======== DATA FOR THE TASK ========
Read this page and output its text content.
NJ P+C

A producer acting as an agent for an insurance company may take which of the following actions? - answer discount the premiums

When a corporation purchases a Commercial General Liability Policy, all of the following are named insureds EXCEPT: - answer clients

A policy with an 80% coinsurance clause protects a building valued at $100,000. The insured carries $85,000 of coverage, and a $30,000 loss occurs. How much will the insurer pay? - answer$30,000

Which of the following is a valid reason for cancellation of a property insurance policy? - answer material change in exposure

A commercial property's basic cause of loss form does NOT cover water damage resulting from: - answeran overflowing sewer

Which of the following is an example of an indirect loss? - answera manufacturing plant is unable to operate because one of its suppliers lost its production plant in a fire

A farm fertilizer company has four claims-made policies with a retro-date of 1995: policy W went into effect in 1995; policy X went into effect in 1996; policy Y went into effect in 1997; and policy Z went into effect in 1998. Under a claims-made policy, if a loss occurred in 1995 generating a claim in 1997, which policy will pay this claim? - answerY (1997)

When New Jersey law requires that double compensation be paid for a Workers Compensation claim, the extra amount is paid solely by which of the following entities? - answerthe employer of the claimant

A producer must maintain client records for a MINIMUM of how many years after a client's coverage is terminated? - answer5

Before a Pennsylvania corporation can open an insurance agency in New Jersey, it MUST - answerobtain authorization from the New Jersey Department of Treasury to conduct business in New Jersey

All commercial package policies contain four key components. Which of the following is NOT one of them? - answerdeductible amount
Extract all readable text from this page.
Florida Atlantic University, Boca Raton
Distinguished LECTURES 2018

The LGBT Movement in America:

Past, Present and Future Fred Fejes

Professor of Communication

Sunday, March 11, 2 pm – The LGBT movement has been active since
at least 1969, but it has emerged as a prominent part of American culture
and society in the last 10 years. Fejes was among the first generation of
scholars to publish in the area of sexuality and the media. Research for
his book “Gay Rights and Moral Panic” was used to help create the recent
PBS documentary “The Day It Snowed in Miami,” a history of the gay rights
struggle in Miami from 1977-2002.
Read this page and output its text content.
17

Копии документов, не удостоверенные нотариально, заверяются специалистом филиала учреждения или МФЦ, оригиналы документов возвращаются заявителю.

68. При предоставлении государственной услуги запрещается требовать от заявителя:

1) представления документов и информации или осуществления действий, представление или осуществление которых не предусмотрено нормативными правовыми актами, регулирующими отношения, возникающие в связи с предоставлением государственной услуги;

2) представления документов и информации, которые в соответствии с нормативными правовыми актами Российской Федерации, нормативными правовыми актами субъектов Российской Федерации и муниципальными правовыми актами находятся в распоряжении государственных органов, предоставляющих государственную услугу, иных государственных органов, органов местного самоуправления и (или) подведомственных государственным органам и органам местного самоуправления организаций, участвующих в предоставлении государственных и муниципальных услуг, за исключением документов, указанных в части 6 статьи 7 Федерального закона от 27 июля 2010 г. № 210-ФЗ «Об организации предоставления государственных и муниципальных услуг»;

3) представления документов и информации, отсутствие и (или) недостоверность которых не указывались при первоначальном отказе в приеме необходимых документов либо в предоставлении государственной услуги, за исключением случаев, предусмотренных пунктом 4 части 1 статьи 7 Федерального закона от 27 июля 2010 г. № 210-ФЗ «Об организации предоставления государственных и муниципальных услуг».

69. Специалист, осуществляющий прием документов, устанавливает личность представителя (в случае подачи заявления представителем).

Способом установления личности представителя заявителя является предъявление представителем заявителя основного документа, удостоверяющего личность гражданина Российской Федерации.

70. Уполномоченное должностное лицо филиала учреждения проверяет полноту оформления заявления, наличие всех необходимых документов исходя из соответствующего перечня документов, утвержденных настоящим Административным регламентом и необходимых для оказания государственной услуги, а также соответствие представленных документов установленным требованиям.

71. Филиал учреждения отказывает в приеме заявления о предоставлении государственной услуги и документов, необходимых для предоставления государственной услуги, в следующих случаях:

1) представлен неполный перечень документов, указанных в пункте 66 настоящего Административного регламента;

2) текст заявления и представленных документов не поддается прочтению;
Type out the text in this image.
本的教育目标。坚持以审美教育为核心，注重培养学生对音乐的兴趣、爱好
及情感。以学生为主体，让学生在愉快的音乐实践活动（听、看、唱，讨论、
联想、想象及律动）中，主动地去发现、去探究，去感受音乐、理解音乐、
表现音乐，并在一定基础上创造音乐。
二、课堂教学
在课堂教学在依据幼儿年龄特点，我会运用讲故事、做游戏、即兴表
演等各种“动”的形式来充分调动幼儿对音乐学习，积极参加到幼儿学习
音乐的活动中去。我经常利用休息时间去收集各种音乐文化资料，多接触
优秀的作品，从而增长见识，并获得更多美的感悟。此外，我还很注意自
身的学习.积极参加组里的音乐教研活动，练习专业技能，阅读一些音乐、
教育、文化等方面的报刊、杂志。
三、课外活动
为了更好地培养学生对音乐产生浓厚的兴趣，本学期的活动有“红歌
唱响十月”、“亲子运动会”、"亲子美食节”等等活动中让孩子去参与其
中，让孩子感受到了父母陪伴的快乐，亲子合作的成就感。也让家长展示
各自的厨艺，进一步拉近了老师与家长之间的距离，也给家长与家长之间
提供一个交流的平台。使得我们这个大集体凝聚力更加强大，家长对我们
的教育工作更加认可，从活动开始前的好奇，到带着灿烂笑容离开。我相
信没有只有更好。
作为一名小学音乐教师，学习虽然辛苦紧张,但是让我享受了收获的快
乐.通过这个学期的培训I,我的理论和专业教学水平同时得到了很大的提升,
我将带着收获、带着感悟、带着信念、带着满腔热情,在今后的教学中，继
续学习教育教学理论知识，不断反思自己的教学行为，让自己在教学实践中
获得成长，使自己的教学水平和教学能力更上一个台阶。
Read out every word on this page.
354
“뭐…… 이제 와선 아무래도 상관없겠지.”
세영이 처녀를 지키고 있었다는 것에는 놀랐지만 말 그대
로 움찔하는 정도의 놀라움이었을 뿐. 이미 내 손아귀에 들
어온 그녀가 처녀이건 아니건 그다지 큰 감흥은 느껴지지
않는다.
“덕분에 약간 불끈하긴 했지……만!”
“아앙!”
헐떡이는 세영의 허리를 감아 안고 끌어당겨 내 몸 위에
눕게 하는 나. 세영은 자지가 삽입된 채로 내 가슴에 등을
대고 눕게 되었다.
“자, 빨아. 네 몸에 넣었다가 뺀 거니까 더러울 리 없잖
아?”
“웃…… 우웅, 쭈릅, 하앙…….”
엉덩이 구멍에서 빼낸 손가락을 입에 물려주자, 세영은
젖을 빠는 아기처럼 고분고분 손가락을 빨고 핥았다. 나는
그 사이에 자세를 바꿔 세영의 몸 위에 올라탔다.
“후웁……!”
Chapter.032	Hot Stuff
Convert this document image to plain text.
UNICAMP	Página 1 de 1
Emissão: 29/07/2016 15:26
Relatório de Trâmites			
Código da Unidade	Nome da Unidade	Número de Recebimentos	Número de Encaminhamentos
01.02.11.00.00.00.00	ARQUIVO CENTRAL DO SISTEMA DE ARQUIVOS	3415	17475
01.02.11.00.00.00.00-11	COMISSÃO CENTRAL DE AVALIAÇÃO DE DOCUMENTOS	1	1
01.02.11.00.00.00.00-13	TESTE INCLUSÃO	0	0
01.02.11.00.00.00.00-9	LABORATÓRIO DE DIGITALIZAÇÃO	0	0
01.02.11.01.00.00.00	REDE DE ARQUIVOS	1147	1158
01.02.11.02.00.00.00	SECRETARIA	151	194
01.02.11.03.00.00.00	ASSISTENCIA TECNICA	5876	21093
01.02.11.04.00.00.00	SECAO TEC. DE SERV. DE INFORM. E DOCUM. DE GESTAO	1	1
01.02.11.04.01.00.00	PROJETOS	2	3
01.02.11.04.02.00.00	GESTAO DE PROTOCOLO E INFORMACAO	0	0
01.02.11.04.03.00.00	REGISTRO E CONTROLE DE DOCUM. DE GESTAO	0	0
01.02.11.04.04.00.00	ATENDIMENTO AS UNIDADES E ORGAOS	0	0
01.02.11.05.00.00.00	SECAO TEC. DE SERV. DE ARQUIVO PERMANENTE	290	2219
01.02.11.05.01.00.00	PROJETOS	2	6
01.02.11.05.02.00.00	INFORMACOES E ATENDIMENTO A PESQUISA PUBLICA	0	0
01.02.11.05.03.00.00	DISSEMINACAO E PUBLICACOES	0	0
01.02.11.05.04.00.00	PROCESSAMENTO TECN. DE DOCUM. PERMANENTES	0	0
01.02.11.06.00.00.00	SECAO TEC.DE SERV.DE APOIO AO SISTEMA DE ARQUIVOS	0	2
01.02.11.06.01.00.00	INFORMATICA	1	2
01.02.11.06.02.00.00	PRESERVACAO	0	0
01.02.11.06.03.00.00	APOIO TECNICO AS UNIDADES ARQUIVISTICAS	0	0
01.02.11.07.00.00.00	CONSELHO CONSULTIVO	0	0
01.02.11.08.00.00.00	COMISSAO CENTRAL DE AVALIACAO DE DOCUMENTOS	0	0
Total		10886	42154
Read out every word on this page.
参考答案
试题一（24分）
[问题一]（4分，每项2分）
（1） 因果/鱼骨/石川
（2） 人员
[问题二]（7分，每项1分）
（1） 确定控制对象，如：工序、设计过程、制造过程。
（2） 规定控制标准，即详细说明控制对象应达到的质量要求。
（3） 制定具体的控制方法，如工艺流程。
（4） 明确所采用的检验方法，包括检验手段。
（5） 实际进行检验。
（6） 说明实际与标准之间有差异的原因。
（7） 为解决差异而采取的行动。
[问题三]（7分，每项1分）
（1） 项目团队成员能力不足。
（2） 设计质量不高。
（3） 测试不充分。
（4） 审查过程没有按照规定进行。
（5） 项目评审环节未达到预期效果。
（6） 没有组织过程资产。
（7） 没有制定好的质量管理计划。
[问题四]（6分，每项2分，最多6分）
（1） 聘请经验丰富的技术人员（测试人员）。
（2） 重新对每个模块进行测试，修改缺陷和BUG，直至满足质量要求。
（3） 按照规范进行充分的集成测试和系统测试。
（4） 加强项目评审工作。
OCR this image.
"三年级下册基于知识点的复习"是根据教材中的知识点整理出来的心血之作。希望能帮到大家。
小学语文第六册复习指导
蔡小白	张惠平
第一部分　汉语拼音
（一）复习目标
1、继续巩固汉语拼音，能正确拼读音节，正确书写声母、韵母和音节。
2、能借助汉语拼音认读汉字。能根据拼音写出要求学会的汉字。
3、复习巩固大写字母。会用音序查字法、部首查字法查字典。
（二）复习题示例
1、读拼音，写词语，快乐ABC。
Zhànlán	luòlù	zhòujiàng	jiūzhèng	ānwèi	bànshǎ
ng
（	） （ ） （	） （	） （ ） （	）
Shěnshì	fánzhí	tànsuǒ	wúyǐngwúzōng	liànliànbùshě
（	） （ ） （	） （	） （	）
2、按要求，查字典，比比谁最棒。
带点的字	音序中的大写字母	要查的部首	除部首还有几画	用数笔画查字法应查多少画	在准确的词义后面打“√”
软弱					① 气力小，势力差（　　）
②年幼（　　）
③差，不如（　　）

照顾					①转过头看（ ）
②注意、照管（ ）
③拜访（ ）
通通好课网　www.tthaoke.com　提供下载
========
■ **GIVEN EXERCISE**
Copy out every line that includes the word "организации".

■ **OUTPUT OF THE TASK**
2) представления документов и информации, которые в соответствии с нормативными правовыми актами Российской Федерации, нормативными правовыми актами субъектов Российской Федерации и муниципальными правовыми актами находятся в распоряжении государственных органов, предоставляющих государственную услугу, иных государственных органов, органов местного самоуправления и (или) подведомственных государственным органам и органам местного самоуправления организаций, участвующих в предоставлении государственных и муниципальных услуг, за исключением документов, указанных в части 6 статьи 7 Федерального закона от 27 июля 2010 г. № 210-ФЗ «Об организации предоставления государственных и муниципальных услуг»;
3) представления документов и информации, отсутствие и (или) недостоверность которых не указывались при первоначальном отказе в приеме необходимых документов либо в предоставлении государственной услуги, за исключением случаев, предусмотренных пунктом 4 части 1 статьи 7 Федерального закона от 27 июля 2010 г. № 210-ФЗ «Об организации предоставления государственных и муниципальных услуг».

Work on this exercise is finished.